## Data lines:
(begin)

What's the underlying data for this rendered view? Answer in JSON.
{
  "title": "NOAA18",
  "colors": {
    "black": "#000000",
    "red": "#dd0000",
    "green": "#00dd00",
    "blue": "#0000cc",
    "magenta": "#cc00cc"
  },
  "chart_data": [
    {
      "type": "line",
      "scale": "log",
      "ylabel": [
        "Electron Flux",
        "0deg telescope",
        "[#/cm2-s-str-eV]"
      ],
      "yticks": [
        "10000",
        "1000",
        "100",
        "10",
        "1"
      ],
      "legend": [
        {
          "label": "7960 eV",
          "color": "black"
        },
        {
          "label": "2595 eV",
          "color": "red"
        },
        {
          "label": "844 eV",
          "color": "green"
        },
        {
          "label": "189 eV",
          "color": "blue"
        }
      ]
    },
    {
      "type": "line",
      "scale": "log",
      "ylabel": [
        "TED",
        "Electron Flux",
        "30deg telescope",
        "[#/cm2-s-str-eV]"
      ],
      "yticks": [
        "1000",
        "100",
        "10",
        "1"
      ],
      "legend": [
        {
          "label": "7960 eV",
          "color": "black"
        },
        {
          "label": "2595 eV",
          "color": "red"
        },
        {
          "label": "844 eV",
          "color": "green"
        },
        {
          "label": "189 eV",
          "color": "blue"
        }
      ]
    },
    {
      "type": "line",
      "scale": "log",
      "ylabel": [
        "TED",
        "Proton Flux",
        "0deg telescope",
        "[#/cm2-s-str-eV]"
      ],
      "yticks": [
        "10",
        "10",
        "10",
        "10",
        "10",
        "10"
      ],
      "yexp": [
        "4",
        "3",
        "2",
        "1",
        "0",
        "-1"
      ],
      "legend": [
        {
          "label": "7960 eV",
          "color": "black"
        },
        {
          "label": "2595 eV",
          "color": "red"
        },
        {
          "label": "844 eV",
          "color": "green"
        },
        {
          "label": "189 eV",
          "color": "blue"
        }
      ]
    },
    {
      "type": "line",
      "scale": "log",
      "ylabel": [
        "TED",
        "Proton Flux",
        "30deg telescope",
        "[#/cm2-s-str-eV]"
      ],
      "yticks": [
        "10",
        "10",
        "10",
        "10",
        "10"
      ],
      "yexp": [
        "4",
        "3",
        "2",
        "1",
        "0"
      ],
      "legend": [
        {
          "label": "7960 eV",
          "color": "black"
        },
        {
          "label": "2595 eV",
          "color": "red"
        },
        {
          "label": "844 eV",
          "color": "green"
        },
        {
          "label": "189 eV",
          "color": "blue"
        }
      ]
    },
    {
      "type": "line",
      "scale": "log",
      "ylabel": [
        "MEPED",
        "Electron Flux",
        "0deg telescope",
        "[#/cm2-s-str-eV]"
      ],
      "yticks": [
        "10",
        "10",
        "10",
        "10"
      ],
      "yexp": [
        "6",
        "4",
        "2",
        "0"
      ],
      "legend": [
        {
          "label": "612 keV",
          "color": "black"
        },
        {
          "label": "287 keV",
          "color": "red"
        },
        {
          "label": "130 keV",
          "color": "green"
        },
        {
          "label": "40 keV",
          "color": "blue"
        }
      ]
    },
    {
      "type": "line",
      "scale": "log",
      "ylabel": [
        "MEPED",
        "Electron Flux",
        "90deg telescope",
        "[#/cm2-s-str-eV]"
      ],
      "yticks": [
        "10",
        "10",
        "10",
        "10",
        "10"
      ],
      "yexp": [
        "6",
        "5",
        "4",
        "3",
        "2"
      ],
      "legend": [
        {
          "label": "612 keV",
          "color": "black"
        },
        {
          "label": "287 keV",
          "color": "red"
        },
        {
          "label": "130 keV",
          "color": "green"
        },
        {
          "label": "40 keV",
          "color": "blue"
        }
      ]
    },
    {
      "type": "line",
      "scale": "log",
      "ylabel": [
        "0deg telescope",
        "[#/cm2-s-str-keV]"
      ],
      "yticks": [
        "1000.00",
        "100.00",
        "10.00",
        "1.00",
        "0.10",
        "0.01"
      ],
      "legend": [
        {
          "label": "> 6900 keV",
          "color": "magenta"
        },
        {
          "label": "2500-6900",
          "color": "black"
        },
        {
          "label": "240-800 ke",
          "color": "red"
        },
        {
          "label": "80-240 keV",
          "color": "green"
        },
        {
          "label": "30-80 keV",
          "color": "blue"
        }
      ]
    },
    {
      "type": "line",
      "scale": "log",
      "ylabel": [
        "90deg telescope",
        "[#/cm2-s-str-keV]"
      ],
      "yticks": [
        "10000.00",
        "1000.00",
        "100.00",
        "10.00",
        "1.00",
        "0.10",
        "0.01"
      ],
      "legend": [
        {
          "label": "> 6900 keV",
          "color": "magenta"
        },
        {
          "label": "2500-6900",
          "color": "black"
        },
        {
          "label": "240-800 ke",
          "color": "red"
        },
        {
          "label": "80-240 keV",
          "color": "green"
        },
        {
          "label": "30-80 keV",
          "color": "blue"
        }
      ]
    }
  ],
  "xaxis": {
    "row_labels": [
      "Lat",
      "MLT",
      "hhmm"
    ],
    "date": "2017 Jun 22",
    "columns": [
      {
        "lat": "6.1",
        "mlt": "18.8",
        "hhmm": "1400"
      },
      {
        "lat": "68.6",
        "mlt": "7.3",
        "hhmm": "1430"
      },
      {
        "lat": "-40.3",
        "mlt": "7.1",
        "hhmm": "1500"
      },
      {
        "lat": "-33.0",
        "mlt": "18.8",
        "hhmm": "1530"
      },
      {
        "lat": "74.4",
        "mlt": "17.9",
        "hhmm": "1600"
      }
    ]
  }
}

(end)

## Required task:
Copy out the material word for word and line for line.

## Exercise output:
What's the underlying data for this rendered view? Answer in JSON.
{
  "title": "NOAA18",
  "colors": {
    "black": "#000000",
    "red": "#dd0000",
    "green": "#00dd00",
    "blue": "#0000cc",
    "magenta": "#cc00cc"
  },
  "chart_data": [
    {
      "type": "line",
      "scale": "log",
      "ylabel": [
        "Electron Flux",
        "0deg telescope",
        "[#/cm2-s-str-eV]"
      ],
      "yticks": [
        "10000",
        "1000",
        "100",
        "10",
        "1"
      ],
      "legend": [
        {
          "label": "7960 eV",
          "color": "black"
        },
        {
          "label": "2595 eV",
          "color": "red"
        },
        {
          "label": "844 eV",
          "color": "green"
        },
        {
          "label": "189 eV",
          "color": "blue"
        }
      ]
    },
    {
      "type": "line",
      "scale": "log",
      "ylabel": [
        "TED",
        "Electron Flux",
        "30deg telescope",
        "[#/cm2-s-str-eV]"
      ],
      "yticks": [
        "1000",
        "100",
        "10",
        "1"
      ],
      "legend": [
        {
          "label": "7960 eV",
          "color": "black"
        },
        {
          "label": "2595 eV",
          "color": "red"
        },
        {
          "label": "844 eV",
          "color": "green"
        },
        {
          "label": "189 eV",
          "color": "blue"
        }
      ]
    },
    {
      "type": "line",
      "scale": "log",
      "ylabel": [
        "TED",
        "Proton Flux",
        "0deg telescope",
        "[#/cm2-s-str-eV]"
      ],
      "yticks": [
        "10",
        "10",
        "10",
        "10",
        "10",
        "10"
      ],
      "yexp": [
        "4",
        "3",
        "2",
        "1",
        "0",
        "-1"
      ],
      "legend": [
        {
          "label": "7960 eV",
          "color": "black"
        },
        {
          "label": "2595 eV",
          "color": "red"
        },
        {
          "label": "844 eV",
          "color": "green"
        },
        {
          "label": "189 eV",
          "color": "blue"
        }
      ]
    },
    {
      "type": "line",
      "scale": "log",
      "ylabel": [
        "TED",
        "Proton Flux",
        "30deg telescope",
        "[#/cm2-s-str-eV]"
      ],
      "yticks": [
        "10",
        "10",
        "10",
        "10",
        "10"
      ],
      "yexp": [
        "4",
        "3",
        "2",
        "1",
        "0"
      ],
      "legend": [
        {
          "label": "7960 eV",
          "color": "black"
        },
        {
          "label": "2595 eV",
          "color": "red"
        },
        {
          "label": "844 eV",
          "color": "green"
        },
        {
          "label": "189 eV",
          "color": "blue"
        }
      ]
    },
    {
      "type": "line",
      "scale": "log",
      "ylabel": [
        "MEPED",
        "Electron Flux",
        "0deg telescope",
        "[#/cm2-s-str-eV]"
      ],
      "yticks": [
        "10",
        "10",
        "10",
        "10"
      ],
      "yexp": [
        "6",
        "4",
        "2",
        "0"
      ],
      "legend": [
        {
          "label": "612 keV",
          "color": "black"
        },
        {
          "label": "287 keV",
          "color": "red"
        },
        {
          "label": "130 keV",
          "color": "green"
        },
        {
          "label": "40 keV",
          "color": "blue"
        }
      ]
    },
    {
      "type": "line",
      "scale": "log",
      "ylabel": [
        "MEPED",
        "Electron Flux",
        "90deg telescope",
        "[#/cm2-s-str-eV]"
      ],
      "yticks": [
        "10",
        "10",
        "10",
        "10",
        "10"
      ],
      "yexp": [
        "6",
        "5",
        "4",
        "3",
        "2"
      ],
      "legend": [
        {
          "label": "612 keV",
          "color": "black"
        },
        {
          "label": "287 keV",
          "color": "red"
        },
        {
          "label": "130 keV",
          "color": "green"
        },
        {
          "label": "40 keV",
          "color": "blue"
        }
      ]
    },
    {
      "type": "line",
      "scale": "log",
      "ylabel": [
        "0deg telescope",
        "[#/cm2-s-str-keV]"
      ],
      "yticks": [
        "1000.00",
        "100.00",
        "10.00",
        "1.00",
        "0.10",
        "0.01"
      ],
      "legend": [
        {
          "label": "> 6900 keV",
          "color": "magenta"
        },
        {
          "label": "2500-6900",
          "color": "black"
        },
        {
          "label": "240-800 ke",
          "color": "red"
        },
        {
          "label": "80-240 keV",
          "color": "green"
        },
        {
          "label": "30-80 keV",
          "color": "blue"
        }
      ]
    },
    {
      "type": "line",
      "scale": "log",
      "ylabel": [
        "90deg telescope",
        "[#/cm2-s-str-keV]"
      ],
      "yticks": [
        "10000.00",
        "1000.00",
        "100.00",
        "10.00",
        "1.00",
        "0.10",
        "0.01"
      ],
      "legend": [
        {
          "label": "> 6900 keV",
          "color": "magenta"
        },
        {
          "label": "2500-6900",
          "color": "black"
        },
        {
          "label": "240-800 ke",
          "color": "red"
        },
        {
          "label": "80-240 keV",
          "color": "green"
        },
        {
          "label": "30-80 keV",
          "color": "blue"
        }
      ]
    }
  ],
  "xaxis": {
    "row_labels": [
      "Lat",
      "MLT",
      "hhmm"
    ],
    "date": "2017 Jun 22",
    "columns": [
      {
        "lat": "6.1",
        "mlt": "18.8",
        "hhmm": "1400"
      },
      {
        "lat": "68.6",
        "mlt": "7.3",
        "hhmm": "1430"
      },
      {
        "lat": "-40.3",
        "mlt": "7.1",
        "hhmm": "1500"
      },
      {
        "lat": "-33.0",
        "mlt": "18.8",
        "hhmm": "1530"
      },
      {
        "lat": "74.4",
        "mlt": "17.9",
        "hhmm": "1600"
      }
    ]
  }
}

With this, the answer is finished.